> [取り組む課題]:
[a] アイアカネ工房についての文章の内容と、次の(i)〜(iii)は合っていますか。それぞれ「はい」か「いいえ」で答え、判断の決め手となる本文の語句を一字一句そのまま引用してください。
(i) 工房の名前は、小浜で見られる2色にちなんで付けられた。
(ii) 工房の場所は、借りることになった時にはすでに整った状態だった。
(iii) 藍の花の写真は、10月に訪れた時のものである。
[b] アイアカネ工房についての文章のうち、「畑には綿と藍が。綿の畑の向こ」から「い。渡る橋も手製だそうです。」までの部分を、両端の語句も含めてそのまま書き写してもらえますか。

> [ページ]:
· · · · ·

小浜は夕日の名所、昼間は青い空と青い海。そして夕暮れ時は海も空も赤くなる。いつもこの2色を見ている、そこから鈴木さんは「アイアカネ工房」と名付けたそうです。
工房に入ると、本当に藍色と茜色が出迎えてくれました。
畑には綿と藍が。綿の畑の向こうにあるのが工房です。今はこうして眺められますが、ここを借りることになった時はまるでジャングルのように荒れた状態だったそうです。
「一人でコツコツと、長崎から通って整備してきたんです。もう、ほんと大変でした」と鈴木さん。後ろの竹やぶの向こうが住まい。渡る橋も手製だそうです。
この藍の花の写真は、10月に伺った時の写真です。昔、おままごとのときに使ったアカマンマに似ていますね。

· · · · ·

> [提供情報]:
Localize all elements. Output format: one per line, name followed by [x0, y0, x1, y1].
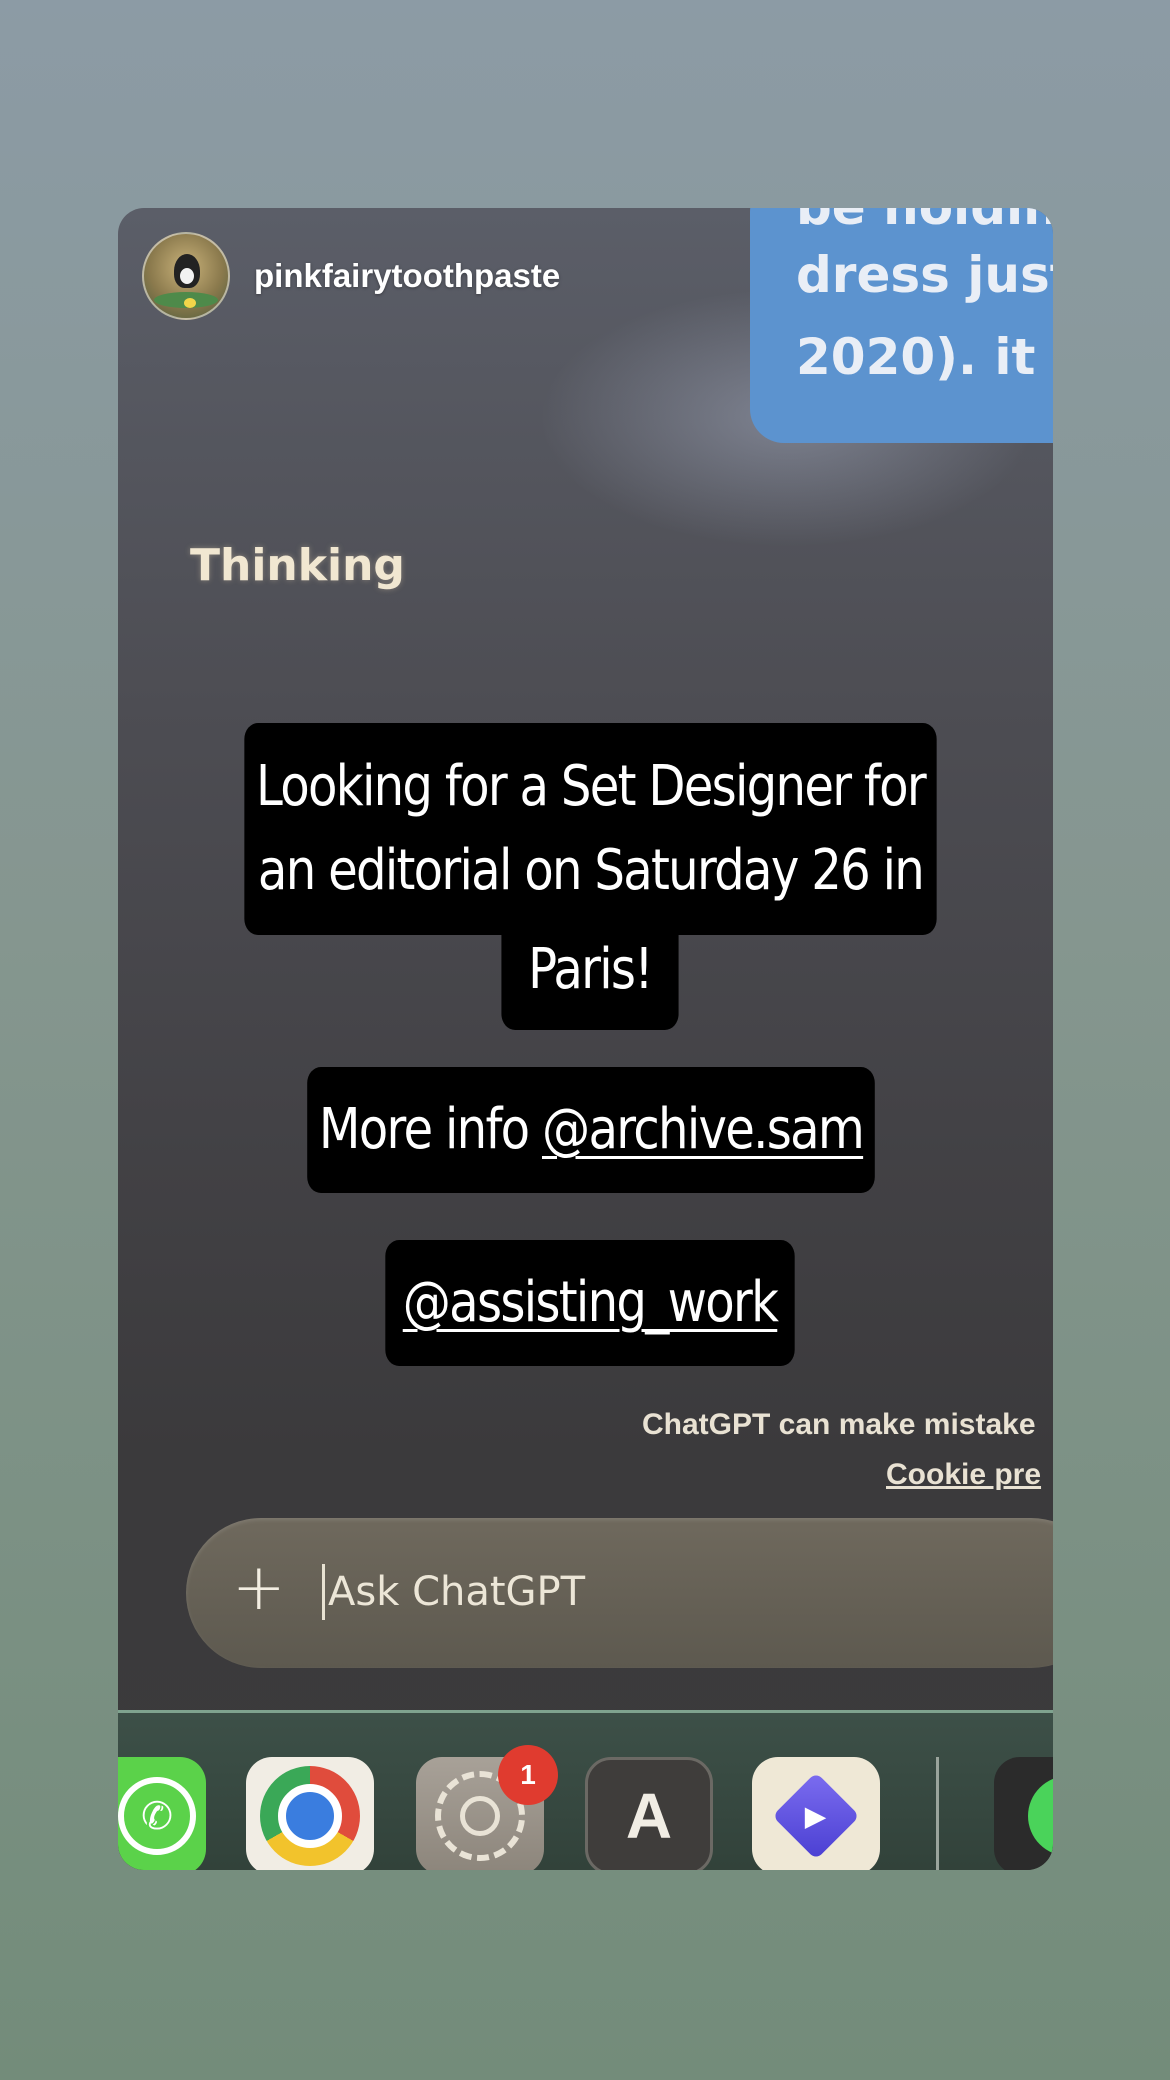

· · · · ·

> [解答一覧]:
[a]
(i) はい。「いつもこの2色を見ている、そこから鈴木さんは「アイアカネ工房」と名付けたそうです。」
(ii) いいえ。「ここを借りることになった時はまるでジャングルのように荒れた状態だったそうです。」
(iii) はい。「この藍の花の写真は、10月に伺った時の写真です。」

[b]
畑には綿と藍が。綿の畑の向こうにあるのが工房です。今はこうして眺められますが、ここを借りることになった時はまるでジャングルのように荒れた状態だったそうです。
「一人でコツコツと、長崎から通って整備してきたんです。もう、ほんと大変でした」と鈴木さん。後ろの竹やぶの向こうが住まい。渡る橋も手製だそうです。